• [OBJECTIVE]:
From the listing below, select every line where the word "TradingView" appears.
begin
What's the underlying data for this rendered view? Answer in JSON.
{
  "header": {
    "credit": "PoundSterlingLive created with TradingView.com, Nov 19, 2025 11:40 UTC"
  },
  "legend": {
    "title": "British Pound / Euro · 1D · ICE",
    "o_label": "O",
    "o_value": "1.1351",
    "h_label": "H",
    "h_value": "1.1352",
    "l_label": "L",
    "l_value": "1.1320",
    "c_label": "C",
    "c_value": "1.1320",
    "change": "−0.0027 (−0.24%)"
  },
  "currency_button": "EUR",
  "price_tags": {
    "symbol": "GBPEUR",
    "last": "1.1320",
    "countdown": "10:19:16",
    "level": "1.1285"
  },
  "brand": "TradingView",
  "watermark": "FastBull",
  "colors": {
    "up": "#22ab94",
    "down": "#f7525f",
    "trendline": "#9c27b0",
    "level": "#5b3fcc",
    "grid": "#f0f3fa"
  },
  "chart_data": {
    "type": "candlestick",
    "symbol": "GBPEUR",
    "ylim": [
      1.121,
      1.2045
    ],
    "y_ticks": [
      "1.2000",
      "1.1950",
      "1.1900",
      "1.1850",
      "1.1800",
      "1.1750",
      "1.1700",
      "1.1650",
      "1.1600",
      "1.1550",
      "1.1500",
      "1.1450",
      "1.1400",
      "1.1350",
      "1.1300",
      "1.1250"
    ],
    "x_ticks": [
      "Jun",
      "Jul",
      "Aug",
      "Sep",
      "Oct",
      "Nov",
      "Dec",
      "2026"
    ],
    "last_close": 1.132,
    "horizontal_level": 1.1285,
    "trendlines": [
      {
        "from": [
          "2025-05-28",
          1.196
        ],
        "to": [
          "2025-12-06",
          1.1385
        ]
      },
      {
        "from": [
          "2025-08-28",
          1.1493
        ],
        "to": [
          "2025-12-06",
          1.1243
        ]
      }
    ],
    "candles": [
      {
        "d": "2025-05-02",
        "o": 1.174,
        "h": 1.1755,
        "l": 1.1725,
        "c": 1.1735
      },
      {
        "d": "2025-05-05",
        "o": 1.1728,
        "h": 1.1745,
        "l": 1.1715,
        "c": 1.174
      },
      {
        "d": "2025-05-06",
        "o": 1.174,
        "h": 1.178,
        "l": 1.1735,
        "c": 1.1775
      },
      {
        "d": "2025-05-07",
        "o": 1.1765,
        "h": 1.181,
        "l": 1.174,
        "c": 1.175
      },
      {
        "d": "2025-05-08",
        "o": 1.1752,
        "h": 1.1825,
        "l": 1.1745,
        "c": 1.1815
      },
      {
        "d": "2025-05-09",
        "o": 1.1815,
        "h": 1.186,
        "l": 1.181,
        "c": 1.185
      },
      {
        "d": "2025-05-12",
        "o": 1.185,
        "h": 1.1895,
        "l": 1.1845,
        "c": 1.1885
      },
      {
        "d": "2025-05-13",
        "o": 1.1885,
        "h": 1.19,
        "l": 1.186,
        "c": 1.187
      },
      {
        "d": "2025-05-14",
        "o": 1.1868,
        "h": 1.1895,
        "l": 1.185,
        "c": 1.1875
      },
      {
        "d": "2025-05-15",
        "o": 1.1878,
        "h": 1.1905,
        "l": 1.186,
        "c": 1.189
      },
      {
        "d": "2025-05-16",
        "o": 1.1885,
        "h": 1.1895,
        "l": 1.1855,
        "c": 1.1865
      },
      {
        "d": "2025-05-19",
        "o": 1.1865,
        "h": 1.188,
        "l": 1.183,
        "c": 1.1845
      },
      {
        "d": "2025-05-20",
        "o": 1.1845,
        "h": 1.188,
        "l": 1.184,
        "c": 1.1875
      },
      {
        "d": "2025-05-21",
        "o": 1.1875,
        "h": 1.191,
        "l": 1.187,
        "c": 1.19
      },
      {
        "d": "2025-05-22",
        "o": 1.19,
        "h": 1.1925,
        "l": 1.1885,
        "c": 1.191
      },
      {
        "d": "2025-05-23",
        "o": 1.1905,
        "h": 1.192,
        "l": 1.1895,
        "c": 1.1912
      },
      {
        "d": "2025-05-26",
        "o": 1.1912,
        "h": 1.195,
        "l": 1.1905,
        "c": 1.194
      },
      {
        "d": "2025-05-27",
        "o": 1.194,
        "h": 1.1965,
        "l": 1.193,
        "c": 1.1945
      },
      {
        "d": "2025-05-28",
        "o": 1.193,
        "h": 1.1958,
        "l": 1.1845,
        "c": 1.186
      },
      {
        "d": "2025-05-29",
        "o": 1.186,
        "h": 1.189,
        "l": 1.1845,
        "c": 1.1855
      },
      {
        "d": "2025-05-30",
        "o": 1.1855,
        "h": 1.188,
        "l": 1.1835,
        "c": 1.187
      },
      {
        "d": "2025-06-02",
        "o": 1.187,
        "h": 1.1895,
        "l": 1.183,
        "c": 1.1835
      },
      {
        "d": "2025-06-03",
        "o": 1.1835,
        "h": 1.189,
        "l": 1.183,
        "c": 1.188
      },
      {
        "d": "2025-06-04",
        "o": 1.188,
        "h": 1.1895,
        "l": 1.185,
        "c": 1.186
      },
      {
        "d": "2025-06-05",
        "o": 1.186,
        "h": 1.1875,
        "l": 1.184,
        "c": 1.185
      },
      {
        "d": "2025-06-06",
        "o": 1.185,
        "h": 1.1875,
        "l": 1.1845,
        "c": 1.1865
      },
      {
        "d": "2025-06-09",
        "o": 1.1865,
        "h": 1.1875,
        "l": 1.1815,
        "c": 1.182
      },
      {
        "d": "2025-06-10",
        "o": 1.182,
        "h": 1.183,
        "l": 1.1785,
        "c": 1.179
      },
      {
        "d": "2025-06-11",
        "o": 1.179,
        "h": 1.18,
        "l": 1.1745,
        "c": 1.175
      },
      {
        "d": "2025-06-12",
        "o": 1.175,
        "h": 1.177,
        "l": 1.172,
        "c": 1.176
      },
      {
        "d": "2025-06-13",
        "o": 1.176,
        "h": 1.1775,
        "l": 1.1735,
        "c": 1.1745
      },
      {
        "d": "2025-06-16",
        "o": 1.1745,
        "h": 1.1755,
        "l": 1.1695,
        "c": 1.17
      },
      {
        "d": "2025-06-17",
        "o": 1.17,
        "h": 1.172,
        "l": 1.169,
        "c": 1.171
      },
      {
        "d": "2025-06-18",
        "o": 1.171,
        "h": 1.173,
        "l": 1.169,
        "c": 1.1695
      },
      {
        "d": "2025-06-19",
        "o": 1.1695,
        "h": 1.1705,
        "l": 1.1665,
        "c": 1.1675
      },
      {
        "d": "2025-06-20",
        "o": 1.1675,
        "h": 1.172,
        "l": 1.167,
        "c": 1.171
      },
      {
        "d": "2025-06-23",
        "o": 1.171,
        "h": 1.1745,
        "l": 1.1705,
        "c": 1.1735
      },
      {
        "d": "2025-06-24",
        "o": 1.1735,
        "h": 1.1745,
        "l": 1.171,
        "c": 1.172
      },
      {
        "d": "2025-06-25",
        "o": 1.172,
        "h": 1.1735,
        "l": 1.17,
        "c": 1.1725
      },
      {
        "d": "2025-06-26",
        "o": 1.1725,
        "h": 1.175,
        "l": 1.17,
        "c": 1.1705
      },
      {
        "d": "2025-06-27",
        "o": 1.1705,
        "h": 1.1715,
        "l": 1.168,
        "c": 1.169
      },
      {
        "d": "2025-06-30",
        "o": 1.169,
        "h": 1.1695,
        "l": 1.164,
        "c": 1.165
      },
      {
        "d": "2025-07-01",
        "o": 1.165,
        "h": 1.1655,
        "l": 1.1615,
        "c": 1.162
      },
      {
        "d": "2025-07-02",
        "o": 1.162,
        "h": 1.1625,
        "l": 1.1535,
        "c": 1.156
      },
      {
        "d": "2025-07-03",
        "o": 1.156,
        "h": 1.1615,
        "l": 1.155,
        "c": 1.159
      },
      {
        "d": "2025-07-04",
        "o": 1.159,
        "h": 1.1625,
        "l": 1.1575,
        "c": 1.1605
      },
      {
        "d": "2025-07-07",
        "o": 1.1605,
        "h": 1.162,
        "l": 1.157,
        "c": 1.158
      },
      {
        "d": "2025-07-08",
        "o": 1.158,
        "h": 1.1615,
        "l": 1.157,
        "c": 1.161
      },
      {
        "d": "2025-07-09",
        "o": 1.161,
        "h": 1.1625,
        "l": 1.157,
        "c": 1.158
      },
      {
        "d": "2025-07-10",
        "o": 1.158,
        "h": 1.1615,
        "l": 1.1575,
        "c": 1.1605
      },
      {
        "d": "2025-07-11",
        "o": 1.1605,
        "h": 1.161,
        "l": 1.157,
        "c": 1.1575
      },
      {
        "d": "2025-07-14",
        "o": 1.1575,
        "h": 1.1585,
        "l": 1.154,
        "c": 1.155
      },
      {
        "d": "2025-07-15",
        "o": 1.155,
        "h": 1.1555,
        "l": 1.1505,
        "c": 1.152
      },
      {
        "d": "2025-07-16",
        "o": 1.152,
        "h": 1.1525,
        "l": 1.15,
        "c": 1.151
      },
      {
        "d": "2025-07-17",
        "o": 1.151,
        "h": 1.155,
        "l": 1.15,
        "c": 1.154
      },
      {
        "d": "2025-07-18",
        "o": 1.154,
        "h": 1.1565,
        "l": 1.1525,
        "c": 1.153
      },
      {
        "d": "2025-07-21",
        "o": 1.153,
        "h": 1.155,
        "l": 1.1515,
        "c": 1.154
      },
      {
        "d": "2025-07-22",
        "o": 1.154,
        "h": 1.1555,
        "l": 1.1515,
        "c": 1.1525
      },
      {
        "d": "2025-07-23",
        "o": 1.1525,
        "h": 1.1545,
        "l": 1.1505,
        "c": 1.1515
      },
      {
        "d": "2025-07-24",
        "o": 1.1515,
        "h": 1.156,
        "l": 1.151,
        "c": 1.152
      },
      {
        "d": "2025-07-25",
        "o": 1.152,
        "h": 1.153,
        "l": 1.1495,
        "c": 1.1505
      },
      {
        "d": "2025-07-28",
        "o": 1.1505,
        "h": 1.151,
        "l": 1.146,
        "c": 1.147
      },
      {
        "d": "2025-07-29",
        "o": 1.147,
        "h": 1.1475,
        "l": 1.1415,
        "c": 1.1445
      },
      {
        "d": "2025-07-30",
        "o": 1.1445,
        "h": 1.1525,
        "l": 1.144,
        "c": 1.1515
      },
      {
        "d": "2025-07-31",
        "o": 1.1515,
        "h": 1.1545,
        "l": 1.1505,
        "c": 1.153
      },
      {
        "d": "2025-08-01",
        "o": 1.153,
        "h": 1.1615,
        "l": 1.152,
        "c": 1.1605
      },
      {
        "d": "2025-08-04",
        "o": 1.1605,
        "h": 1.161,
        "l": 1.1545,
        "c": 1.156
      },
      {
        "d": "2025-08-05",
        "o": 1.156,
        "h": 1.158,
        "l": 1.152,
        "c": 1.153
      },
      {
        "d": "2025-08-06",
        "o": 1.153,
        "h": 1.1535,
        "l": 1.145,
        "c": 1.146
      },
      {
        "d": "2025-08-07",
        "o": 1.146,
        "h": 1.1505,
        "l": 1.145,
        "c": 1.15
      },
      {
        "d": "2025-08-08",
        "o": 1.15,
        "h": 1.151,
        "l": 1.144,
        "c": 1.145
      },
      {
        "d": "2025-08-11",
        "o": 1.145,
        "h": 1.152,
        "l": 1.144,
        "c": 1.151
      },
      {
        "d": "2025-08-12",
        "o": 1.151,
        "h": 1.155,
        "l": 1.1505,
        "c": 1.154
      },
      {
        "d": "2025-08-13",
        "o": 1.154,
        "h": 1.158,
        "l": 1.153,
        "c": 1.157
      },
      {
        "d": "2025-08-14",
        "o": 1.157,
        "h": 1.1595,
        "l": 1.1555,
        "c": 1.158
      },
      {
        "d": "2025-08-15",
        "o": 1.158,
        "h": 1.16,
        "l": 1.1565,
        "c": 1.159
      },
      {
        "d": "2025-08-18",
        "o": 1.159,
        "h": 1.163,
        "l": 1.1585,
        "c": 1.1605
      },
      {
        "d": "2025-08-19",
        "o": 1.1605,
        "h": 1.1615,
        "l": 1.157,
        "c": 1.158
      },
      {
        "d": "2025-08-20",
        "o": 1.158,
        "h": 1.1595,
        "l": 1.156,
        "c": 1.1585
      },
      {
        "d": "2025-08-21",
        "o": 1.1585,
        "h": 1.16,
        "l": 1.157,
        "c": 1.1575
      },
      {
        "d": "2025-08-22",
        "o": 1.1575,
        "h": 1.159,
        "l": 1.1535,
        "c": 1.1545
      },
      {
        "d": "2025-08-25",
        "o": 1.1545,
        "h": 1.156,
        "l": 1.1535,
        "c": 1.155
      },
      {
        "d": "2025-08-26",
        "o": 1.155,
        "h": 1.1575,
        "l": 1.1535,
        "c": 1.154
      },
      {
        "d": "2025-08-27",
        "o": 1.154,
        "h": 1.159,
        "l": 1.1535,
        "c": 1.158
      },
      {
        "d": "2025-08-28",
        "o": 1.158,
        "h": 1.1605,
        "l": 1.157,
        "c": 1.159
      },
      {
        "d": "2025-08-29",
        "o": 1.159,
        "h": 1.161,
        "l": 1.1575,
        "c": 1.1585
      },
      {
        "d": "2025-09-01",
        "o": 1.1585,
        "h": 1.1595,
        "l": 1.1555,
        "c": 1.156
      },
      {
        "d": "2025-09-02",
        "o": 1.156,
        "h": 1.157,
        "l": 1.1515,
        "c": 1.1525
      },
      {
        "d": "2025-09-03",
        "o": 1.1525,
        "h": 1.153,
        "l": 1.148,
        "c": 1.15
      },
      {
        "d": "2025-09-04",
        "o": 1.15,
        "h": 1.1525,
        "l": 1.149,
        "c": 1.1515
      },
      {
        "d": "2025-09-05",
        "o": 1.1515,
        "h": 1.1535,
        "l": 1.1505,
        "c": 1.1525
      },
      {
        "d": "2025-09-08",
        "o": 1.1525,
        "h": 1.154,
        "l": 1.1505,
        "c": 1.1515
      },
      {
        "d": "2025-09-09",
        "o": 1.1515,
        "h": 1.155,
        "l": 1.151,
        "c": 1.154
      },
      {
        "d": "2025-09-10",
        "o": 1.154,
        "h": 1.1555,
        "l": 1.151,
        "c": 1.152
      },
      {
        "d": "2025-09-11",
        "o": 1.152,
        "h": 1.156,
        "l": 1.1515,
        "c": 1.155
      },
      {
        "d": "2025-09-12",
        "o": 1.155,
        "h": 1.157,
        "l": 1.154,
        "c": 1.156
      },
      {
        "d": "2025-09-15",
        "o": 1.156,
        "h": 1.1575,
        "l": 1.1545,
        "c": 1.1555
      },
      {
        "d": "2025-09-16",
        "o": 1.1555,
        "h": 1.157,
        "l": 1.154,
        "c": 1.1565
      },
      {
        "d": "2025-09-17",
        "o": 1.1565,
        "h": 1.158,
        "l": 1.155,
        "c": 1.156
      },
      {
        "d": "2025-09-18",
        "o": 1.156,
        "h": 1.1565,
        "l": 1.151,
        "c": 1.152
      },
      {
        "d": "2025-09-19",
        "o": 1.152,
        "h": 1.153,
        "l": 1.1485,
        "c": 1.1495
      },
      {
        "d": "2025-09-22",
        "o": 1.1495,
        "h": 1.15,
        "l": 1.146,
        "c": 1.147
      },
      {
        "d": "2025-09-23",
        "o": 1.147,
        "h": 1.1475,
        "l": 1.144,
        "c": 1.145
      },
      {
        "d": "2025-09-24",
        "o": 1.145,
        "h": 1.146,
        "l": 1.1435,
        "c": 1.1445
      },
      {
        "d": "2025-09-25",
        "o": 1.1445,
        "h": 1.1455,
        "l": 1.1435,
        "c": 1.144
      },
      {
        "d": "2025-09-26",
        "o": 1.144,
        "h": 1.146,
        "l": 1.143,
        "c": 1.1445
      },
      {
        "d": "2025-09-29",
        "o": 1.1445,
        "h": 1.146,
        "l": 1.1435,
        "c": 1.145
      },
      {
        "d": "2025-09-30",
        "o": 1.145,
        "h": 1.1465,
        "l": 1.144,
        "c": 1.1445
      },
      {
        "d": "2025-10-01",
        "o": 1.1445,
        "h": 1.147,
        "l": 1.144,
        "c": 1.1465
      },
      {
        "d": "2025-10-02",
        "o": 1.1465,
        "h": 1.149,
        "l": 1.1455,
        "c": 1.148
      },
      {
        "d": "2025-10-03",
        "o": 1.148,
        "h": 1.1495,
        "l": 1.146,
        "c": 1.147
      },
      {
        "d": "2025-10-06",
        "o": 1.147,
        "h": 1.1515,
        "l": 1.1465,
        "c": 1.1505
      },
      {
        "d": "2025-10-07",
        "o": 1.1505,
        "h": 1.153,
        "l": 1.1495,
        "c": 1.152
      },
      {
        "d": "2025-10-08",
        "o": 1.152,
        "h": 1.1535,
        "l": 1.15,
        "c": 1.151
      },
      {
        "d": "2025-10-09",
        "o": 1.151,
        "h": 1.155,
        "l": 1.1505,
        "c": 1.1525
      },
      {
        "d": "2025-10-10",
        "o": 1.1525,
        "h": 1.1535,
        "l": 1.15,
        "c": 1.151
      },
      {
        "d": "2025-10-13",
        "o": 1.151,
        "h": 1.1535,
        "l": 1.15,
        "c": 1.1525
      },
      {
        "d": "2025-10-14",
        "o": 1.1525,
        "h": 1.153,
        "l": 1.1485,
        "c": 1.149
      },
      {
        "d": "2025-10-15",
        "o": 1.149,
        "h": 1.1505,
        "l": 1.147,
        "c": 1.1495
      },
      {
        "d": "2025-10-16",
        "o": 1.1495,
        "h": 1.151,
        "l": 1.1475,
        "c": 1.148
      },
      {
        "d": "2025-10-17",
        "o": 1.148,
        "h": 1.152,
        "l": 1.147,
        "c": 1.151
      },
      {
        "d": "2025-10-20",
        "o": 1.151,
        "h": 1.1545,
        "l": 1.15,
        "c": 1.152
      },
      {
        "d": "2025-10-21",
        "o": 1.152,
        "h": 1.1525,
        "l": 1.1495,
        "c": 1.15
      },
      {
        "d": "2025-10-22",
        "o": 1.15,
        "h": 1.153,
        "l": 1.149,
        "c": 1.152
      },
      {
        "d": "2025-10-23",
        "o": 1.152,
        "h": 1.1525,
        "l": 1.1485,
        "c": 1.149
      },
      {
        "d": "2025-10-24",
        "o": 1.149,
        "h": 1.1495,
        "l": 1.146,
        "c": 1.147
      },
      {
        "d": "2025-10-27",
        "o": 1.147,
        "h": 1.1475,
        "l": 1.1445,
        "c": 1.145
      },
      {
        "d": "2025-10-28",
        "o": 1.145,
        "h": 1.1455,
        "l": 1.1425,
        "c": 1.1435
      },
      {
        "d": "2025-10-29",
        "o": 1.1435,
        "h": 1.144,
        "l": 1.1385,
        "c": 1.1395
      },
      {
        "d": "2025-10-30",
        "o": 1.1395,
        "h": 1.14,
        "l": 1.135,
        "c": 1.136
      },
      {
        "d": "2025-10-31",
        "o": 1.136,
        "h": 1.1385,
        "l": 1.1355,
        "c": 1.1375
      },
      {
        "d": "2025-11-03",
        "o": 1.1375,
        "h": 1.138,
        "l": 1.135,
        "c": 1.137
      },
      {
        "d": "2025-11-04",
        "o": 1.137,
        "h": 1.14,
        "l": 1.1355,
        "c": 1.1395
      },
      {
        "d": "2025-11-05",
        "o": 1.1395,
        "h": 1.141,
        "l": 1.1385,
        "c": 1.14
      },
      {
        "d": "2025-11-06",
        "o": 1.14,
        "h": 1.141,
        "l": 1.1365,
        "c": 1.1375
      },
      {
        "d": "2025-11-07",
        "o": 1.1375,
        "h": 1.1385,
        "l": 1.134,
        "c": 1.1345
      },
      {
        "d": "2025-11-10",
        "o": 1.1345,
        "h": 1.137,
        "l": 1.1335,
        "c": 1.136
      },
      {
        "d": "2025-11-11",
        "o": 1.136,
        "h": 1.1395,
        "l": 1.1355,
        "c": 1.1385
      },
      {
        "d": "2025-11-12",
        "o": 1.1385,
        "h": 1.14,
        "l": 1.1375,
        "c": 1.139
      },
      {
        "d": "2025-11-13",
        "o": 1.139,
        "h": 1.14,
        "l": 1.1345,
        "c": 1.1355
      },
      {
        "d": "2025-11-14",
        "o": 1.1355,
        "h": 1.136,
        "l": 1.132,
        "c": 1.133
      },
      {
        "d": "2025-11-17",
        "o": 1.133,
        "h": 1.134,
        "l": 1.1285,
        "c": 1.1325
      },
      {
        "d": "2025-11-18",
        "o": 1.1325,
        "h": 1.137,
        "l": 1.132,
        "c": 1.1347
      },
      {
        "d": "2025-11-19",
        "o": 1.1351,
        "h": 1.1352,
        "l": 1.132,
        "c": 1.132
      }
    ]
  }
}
end
begin
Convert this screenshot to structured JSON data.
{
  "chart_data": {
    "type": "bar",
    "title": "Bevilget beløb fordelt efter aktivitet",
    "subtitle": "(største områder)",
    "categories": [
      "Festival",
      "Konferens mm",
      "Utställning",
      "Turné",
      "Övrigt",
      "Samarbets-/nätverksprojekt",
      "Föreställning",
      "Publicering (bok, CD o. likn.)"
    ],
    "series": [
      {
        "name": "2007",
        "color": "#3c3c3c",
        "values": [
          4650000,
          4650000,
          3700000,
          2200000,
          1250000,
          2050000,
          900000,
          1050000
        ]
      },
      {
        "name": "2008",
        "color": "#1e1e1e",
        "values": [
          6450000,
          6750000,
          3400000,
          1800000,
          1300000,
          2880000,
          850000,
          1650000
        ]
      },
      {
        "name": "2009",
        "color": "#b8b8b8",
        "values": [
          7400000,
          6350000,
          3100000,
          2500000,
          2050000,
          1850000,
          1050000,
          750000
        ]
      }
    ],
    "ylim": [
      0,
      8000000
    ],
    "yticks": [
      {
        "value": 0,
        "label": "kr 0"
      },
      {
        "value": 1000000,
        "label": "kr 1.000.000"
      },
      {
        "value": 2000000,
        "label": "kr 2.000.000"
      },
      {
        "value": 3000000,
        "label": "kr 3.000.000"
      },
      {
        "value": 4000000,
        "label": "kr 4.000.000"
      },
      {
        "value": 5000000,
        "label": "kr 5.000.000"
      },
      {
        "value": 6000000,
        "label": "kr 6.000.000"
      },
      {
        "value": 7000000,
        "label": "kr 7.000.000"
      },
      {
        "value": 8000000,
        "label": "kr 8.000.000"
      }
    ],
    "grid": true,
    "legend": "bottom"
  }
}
end
• [PROBLEM SOLUTION]:
    "credit": "PoundSterlingLive created with TradingView.com, Nov 19, 2025 11:40 UTC"
  "brand": "TradingView",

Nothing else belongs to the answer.